[START]

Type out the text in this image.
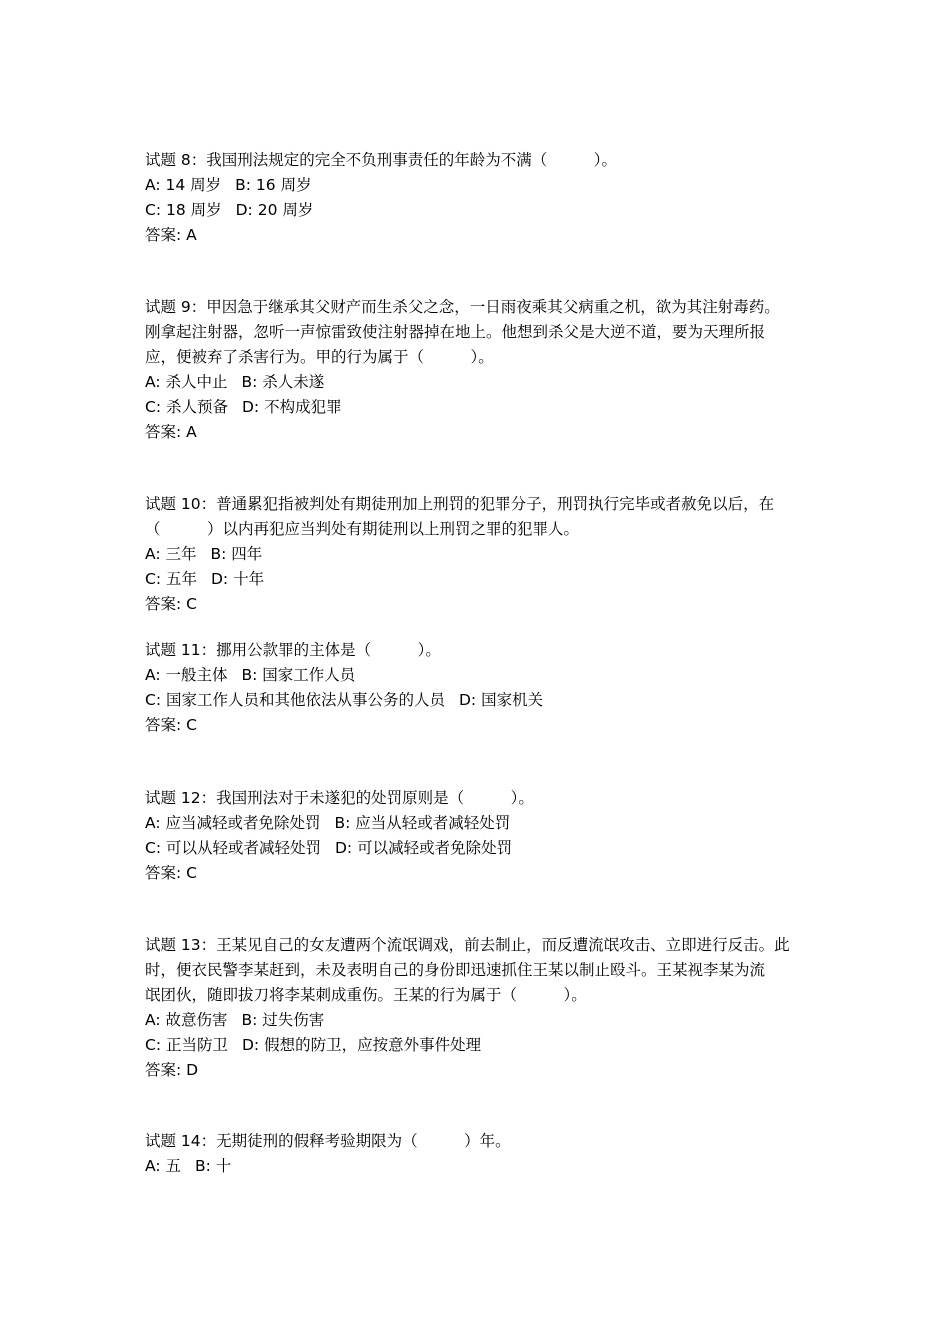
试题 8：我国刑法规定的完全不负刑事责任的年龄为不满（　　　）。
A: 14 周岁 B: 16 周岁
C: 18 周岁 D: 20 周岁
答案: A
试题 9：甲因急于继承其父财产而生杀父之念，一日雨夜乘其父病重之机，欲为其注射毒药。
刚拿起注射器，忽听一声惊雷致使注射器掉在地上。他想到杀父是大逆不道，要为天理所报
应，便被弃了杀害行为。甲的行为属于（　　　）。
A: 杀人中止 B: 杀人未遂
C: 杀人预备 D: 不构成犯罪
答案: A
试题 10：普通累犯指被判处有期徒刑加上刑罚的犯罪分子，刑罚执行完毕或者赦免以后，在
（　　　）以内再犯应当判处有期徒刑以上刑罚之罪的犯罪人。
A: 三年 B: 四年
C: 五年 D: 十年
答案: C
试题 11：挪用公款罪的主体是（　　　）。
A: 一般主体 B: 国家工作人员
C: 国家工作人员和其他依法从事公务的人员 D: 国家机关
答案: C
试题 12：我国刑法对于未遂犯的处罚原则是（　　　）。
A: 应当减轻或者免除处罚 B: 应当从轻或者减轻处罚
C: 可以从轻或者减轻处罚 D: 可以减轻或者免除处罚
答案: C
试题 13：王某见自己的女友遭两个流氓调戏，前去制止，而反遭流氓攻击、立即进行反击。此
时，便衣民警李某赶到，未及表明自己的身份即迅速抓住王某以制止殴斗。王某视李某为流
氓团伙，随即拔刀将李某刺成重伤。王某的行为属于（　　　）。
A: 故意伤害 B: 过失伤害
C: 正当防卫 D: 假想的防卫，应按意外事件处理
答案: D
试题 14：无期徒刑的假释考验期限为（　　　）年。
A: 五 B: 十
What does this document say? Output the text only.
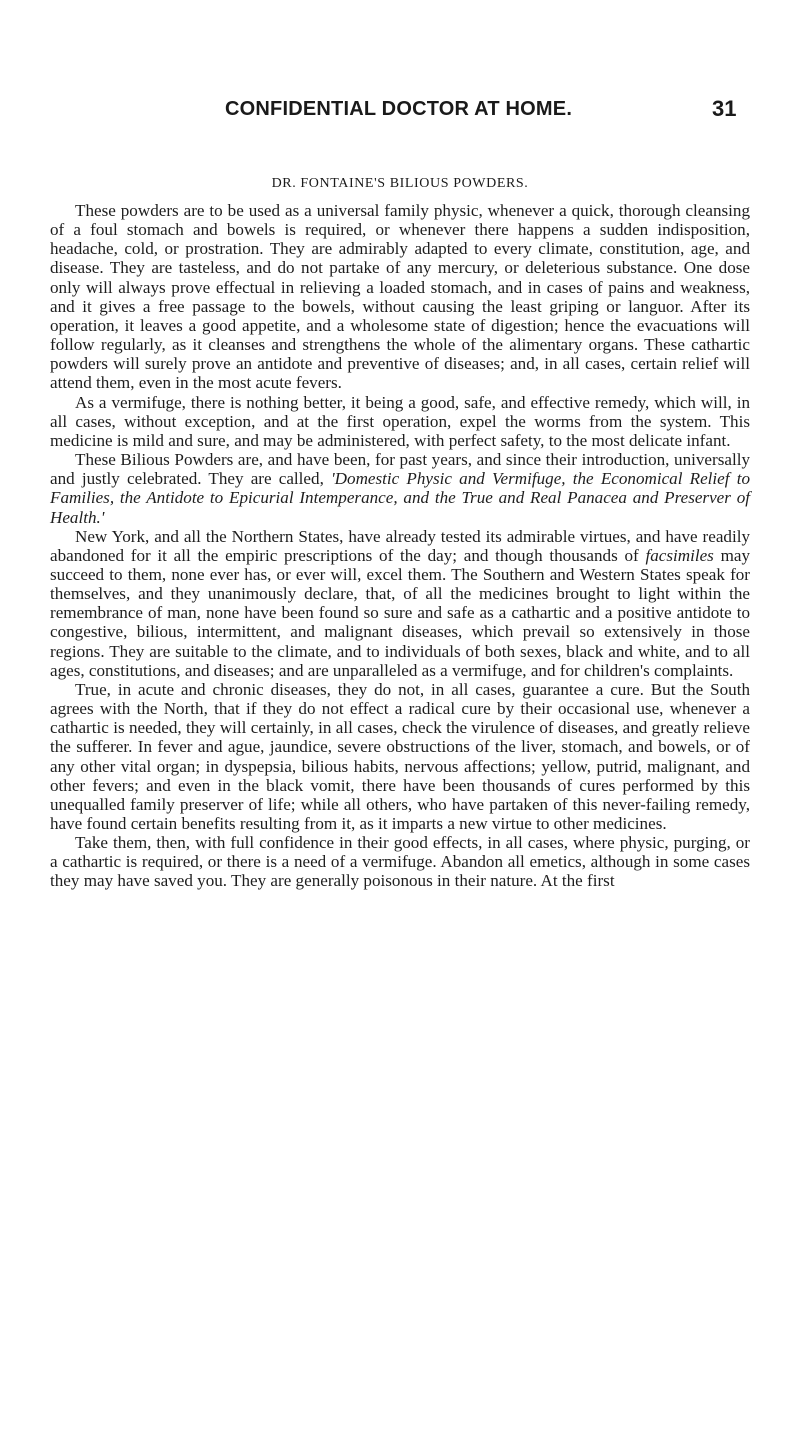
CONFIDENTIAL DOCTOR AT HOME.	31
DR. FONTAINE'S BILIOUS POWDERS.

These powders are to be used as a universal family physic, whenever a quick, thorough cleansing of a foul stomach and bowels is required, or whenever there happens a sudden indisposition, headache, cold, or prostration. They are admirably adapted to every climate, constitution, age, and disease. They are tasteless, and do not partake of any mercury, or deleterious substance. One dose only will always prove effectual in relieving a loaded stomach, and in cases of pains and weakness, and it gives a free passage to the bowels, without causing the least griping or languor. After its operation, it leaves a good appetite, and a wholesome state of digestion; hence the evacuations will follow regularly, as it cleanses and strengthens the whole of the alimentary organs. These cathartic powders will surely prove an antidote and preventive of diseases; and, in all cases, certain relief will attend them, even in the most acute fevers.

As a vermifuge, there is nothing better, it being a good, safe, and effective remedy, which will, in all cases, without exception, and at the first operation, expel the worms from the system. This medicine is mild and sure, and may be administered, with perfect safety, to the most delicate infant.

These Bilious Powders are, and have been, for past years, and since their introduction, universally and justly celebrated. They are called, 'Domestic Physic and Vermifuge, the Economical Relief to Families, the Antidote to Epicurial Intemperance, and the True and Real Panacea and Preserver of Health.'

New York, and all the Northern States, have already tested its admirable virtues, and have readily abandoned for it all the empiric prescriptions of the day; and though thousands of facsimiles may succeed to them, none ever has, or ever will, excel them. The Southern and Western States speak for themselves, and they unanimously declare, that, of all the medicines brought to light within the remembrance of man, none have been found so sure and safe as a cathartic and a positive antidote to congestive, bilious, intermittent, and malignant diseases, which prevail so extensively in those regions. They are suitable to the climate, and to individuals of both sexes, black and white, and to all ages, constitutions, and diseases; and are unparalleled as a vermifuge, and for children's complaints.

True, in acute and chronic diseases, they do not, in all cases, guarantee a cure. But the South agrees with the North, that if they do not effect a radical cure by their occasional use, whenever a cathartic is needed, they will certainly, in all cases, check the virulence of diseases, and greatly relieve the sufferer. In fever and ague, jaundice, severe obstructions of the liver, stomach, and bowels, or of any other vital organ; in dyspepsia, bilious habits, nervous affections; yellow, putrid, malignant, and other fevers; and even in the black vomit, there have been thousands of cures performed by this unequalled family preserver of life; while all others, who have partaken of this never-failing remedy, have found certain benefits resulting from it, as it imparts a new virtue to other medicines.

Take them, then, with full confidence in their good effects, in all cases, where physic, purging, or a cathartic is required, or there is a need of a vermifuge. Abandon all emetics, although in some cases they may have saved you. They are generally poisonous in their nature. At the first
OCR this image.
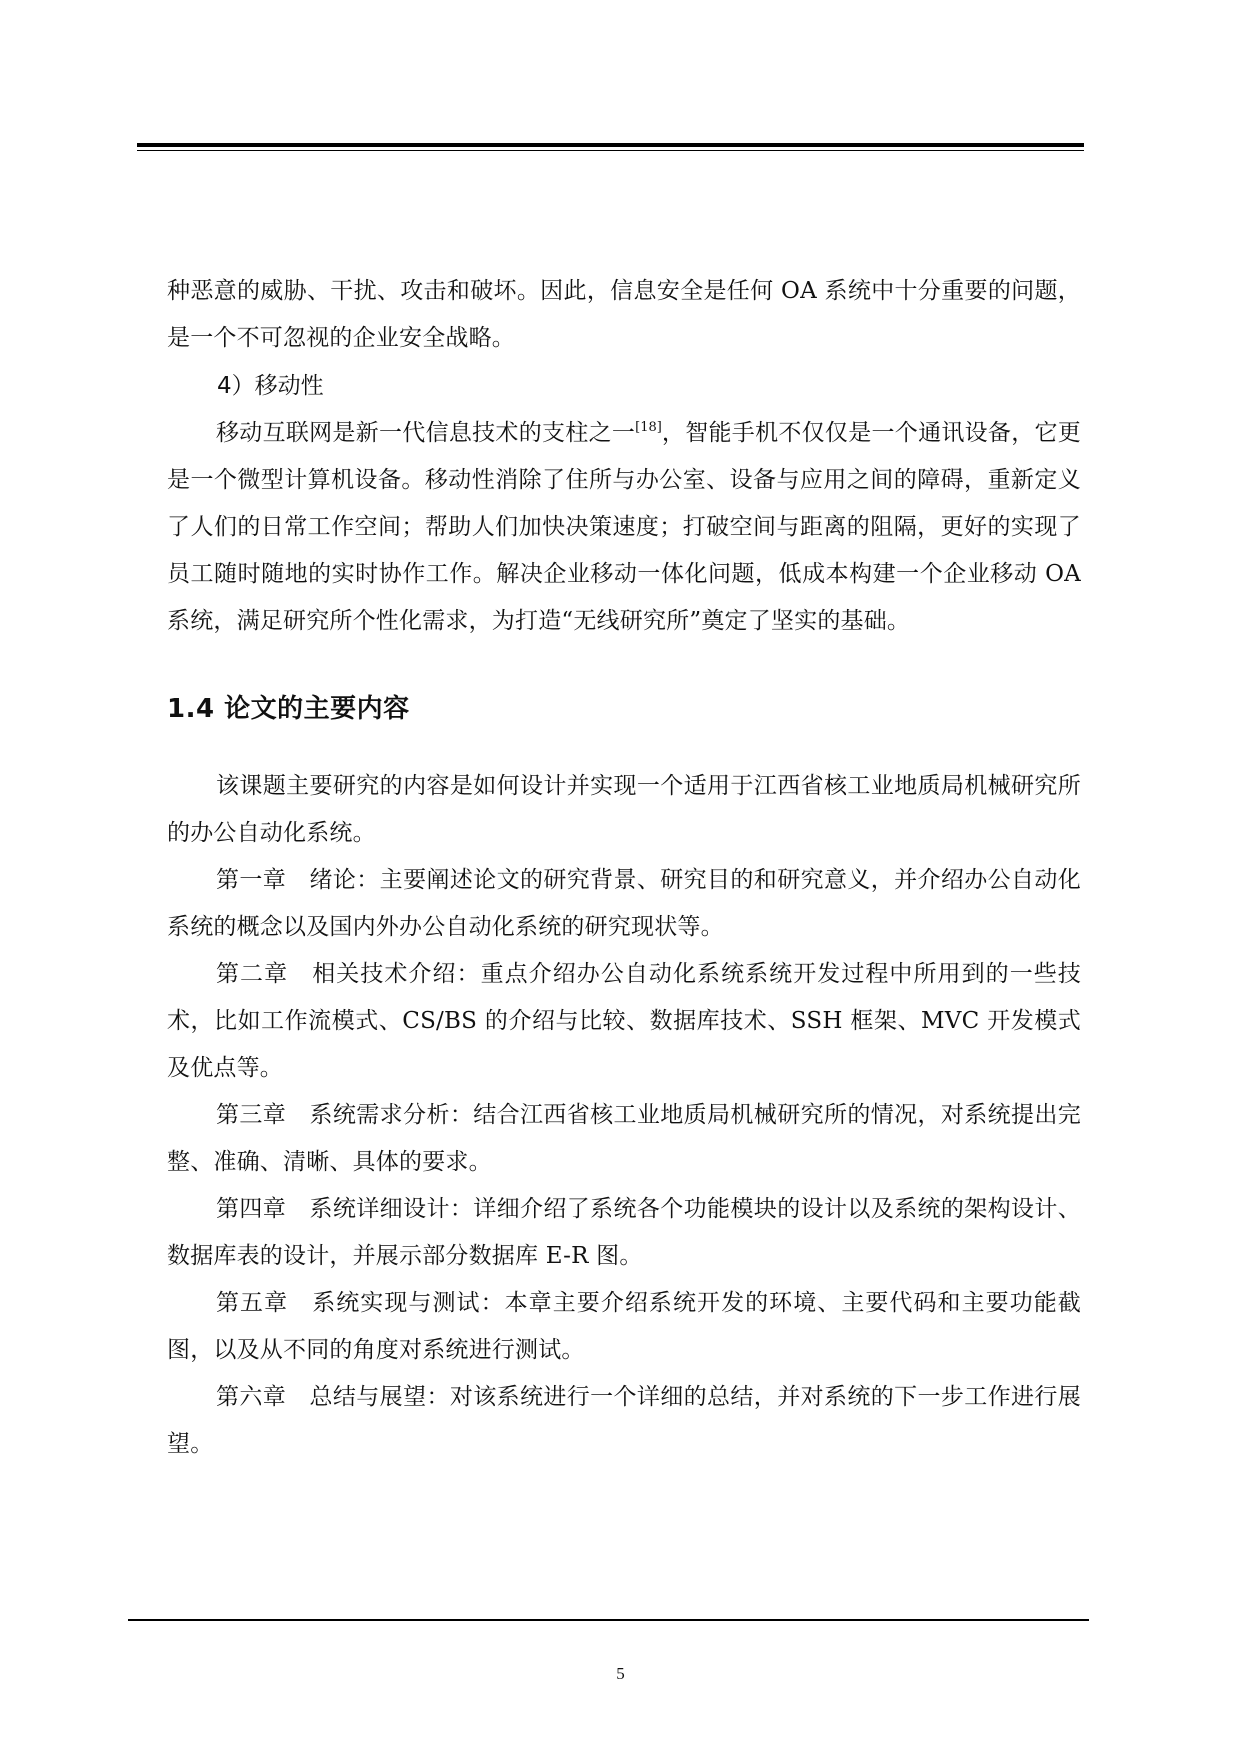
种恶意的威胁、干扰、攻击和破坏。因此，信息安全是任何 OA 系统中十分重要的问题，是一个不可忽视的企业安全战略。

4）移动性

移动互联网是新一代信息技术的支柱之一[18]，智能手机不仅仅是一个通讯设备，它更是一个微型计算机设备。移动性消除了住所与办公室、设备与应用之间的障碍，重新定义了人们的日常工作空间；帮助人们加快决策速度；打破空间与距离的阻隔，更好的实现了员工随时随地的实时协作工作。解决企业移动一体化问题，低成本构建一个企业移动 OA 系统，满足研究所个性化需求，为打造“无线研究所”奠定了坚实的基础。

1.4 论文的主要内容

该课题主要研究的内容是如何设计并实现一个适用于江西省核工业地质局机械研究所的办公自动化系统。

第一章　绪论：主要阐述论文的研究背景、研究目的和研究意义，并介绍办公自动化系统的概念以及国内外办公自动化系统的研究现状等。

第二章　相关技术介绍：重点介绍办公自动化系统系统开发过程中所用到的一些技术，比如工作流模式、CS/BS 的介绍与比较、数据库技术、SSH 框架、MVC 开发模式及优点等。

第三章　系统需求分析：结合江西省核工业地质局机械研究所的情况，对系统提出完整、准确、清晰、具体的要求。

第四章　系统详细设计：详细介绍了系统各个功能模块的设计以及系统的架构设计、数据库表的设计，并展示部分数据库 E-R 图。

第五章　系统实现与测试：本章主要介绍系统开发的环境、主要代码和主要功能截图，以及从不同的角度对系统进行测试。

第六章　总结与展望：对该系统进行一个详细的总结，并对系统的下一步工作进行展望。

5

[END]

TASK GOAL.
Every record gets retyped exactly; no picture goes into the copy.

RESULT BELOW.
Type out the text in this image.
试题 8：我国刑法规定的完全不负刑事责任的年龄为不满（　　　）。
A: 14 周岁 B: 16 周岁
C: 18 周岁 D: 20 周岁
答案: A
试题 9：甲因急于继承其父财产而生杀父之念，一日雨夜乘其父病重之机，欲为其注射毒药。
刚拿起注射器，忽听一声惊雷致使注射器掉在地上。他想到杀父是大逆不道，要为天理所报
应，便被弃了杀害行为。甲的行为属于（　　　）。
A: 杀人中止 B: 杀人未遂
C: 杀人预备 D: 不构成犯罪
答案: A
试题 10：普通累犯指被判处有期徒刑加上刑罚的犯罪分子，刑罚执行完毕或者赦免以后，在
（　　　）以内再犯应当判处有期徒刑以上刑罚之罪的犯罪人。
A: 三年 B: 四年
C: 五年 D: 十年
答案: C
试题 11：挪用公款罪的主体是（　　　）。
A: 一般主体 B: 国家工作人员
C: 国家工作人员和其他依法从事公务的人员 D: 国家机关
答案: C
试题 12：我国刑法对于未遂犯的处罚原则是（　　　）。
A: 应当减轻或者免除处罚 B: 应当从轻或者减轻处罚
C: 可以从轻或者减轻处罚 D: 可以减轻或者免除处罚
答案: C
试题 13：王某见自己的女友遭两个流氓调戏，前去制止，而反遭流氓攻击、立即进行反击。此
时，便衣民警李某赶到，未及表明自己的身份即迅速抓住王某以制止殴斗。王某视李某为流
氓团伙，随即拔刀将李某刺成重伤。王某的行为属于（　　　）。
A: 故意伤害 B: 过失伤害
C: 正当防卫 D: 假想的防卫，应按意外事件处理
答案: D
试题 14：无期徒刑的假释考验期限为（　　　）年。
A: 五 B: 十
What does this document say? Output the text only.
CONFIDENTIAL DOCTOR AT HOME.	31
DR. FONTAINE'S BILIOUS POWDERS.

These powders are to be used as a universal family physic, whenever a quick, thorough cleansing of a foul stomach and bowels is required, or whenever there happens a sudden indisposition, headache, cold, or prostration. They are admirably adapted to every climate, constitution, age, and disease. They are tasteless, and do not partake of any mercury, or deleterious substance. One dose only will always prove effectual in relieving a loaded stomach, and in cases of pains and weakness, and it gives a free passage to the bowels, without causing the least griping or languor. After its operation, it leaves a good appetite, and a wholesome state of digestion; hence the evacuations will follow regularly, as it cleanses and strengthens the whole of the alimentary organs. These cathartic powders will surely prove an antidote and preventive of diseases; and, in all cases, certain relief will attend them, even in the most acute fevers.

As a vermifuge, there is nothing better, it being a good, safe, and effective remedy, which will, in all cases, without exception, and at the first operation, expel the worms from the system. This medicine is mild and sure, and may be administered, with perfect safety, to the most delicate infant.

These Bilious Powders are, and have been, for past years, and since their introduction, universally and justly celebrated. They are called, 'Domestic Physic and Vermifuge, the Economical Relief to Families, the Antidote to Epicurial Intemperance, and the True and Real Panacea and Preserver of Health.'

New York, and all the Northern States, have already tested its admirable virtues, and have readily abandoned for it all the empiric prescriptions of the day; and though thousands of facsimiles may succeed to them, none ever has, or ever will, excel them. The Southern and Western States speak for themselves, and they unanimously declare, that, of all the medicines brought to light within the remembrance of man, none have been found so sure and safe as a cathartic and a positive antidote to congestive, bilious, intermittent, and malignant diseases, which prevail so extensively in those regions. They are suitable to the climate, and to individuals of both sexes, black and white, and to all ages, constitutions, and diseases; and are unparalleled as a vermifuge, and for children's complaints.

True, in acute and chronic diseases, they do not, in all cases, guarantee a cure. But the South agrees with the North, that if they do not effect a radical cure by their occasional use, whenever a cathartic is needed, they will certainly, in all cases, check the virulence of diseases, and greatly relieve the sufferer. In fever and ague, jaundice, severe obstructions of the liver, stomach, and bowels, or of any other vital organ; in dyspepsia, bilious habits, nervous affections; yellow, putrid, malignant, and other fevers; and even in the black vomit, there have been thousands of cures performed by this unequalled family preserver of life; while all others, who have partaken of this never-failing remedy, have found certain benefits resulting from it, as it imparts a new virtue to other medicines.

Take them, then, with full confidence in their good effects, in all cases, where physic, purging, or a cathartic is required, or there is a need of a vermifuge. Abandon all emetics, although in some cases they may have saved you. They are generally poisonous in their nature. At the first
OCR this image.
种恶意的威胁、干扰、攻击和破坏。因此，信息安全是任何 OA 系统中十分重要的问题，是一个不可忽视的企业安全战略。

4）移动性

移动互联网是新一代信息技术的支柱之一[18]，智能手机不仅仅是一个通讯设备，它更是一个微型计算机设备。移动性消除了住所与办公室、设备与应用之间的障碍，重新定义了人们的日常工作空间；帮助人们加快决策速度；打破空间与距离的阻隔，更好的实现了员工随时随地的实时协作工作。解决企业移动一体化问题，低成本构建一个企业移动 OA 系统，满足研究所个性化需求，为打造“无线研究所”奠定了坚实的基础。

1.4 论文的主要内容

该课题主要研究的内容是如何设计并实现一个适用于江西省核工业地质局机械研究所的办公自动化系统。

第一章　绪论：主要阐述论文的研究背景、研究目的和研究意义，并介绍办公自动化系统的概念以及国内外办公自动化系统的研究现状等。

第二章　相关技术介绍：重点介绍办公自动化系统系统开发过程中所用到的一些技术，比如工作流模式、CS/BS 的介绍与比较、数据库技术、SSH 框架、MVC 开发模式及优点等。

第三章　系统需求分析：结合江西省核工业地质局机械研究所的情况，对系统提出完整、准确、清晰、具体的要求。

第四章　系统详细设计：详细介绍了系统各个功能模块的设计以及系统的架构设计、数据库表的设计，并展示部分数据库 E-R 图。

第五章　系统实现与测试：本章主要介绍系统开发的环境、主要代码和主要功能截图，以及从不同的角度对系统进行测试。

第六章　总结与展望：对该系统进行一个详细的总结，并对系统的下一步工作进行展望。

5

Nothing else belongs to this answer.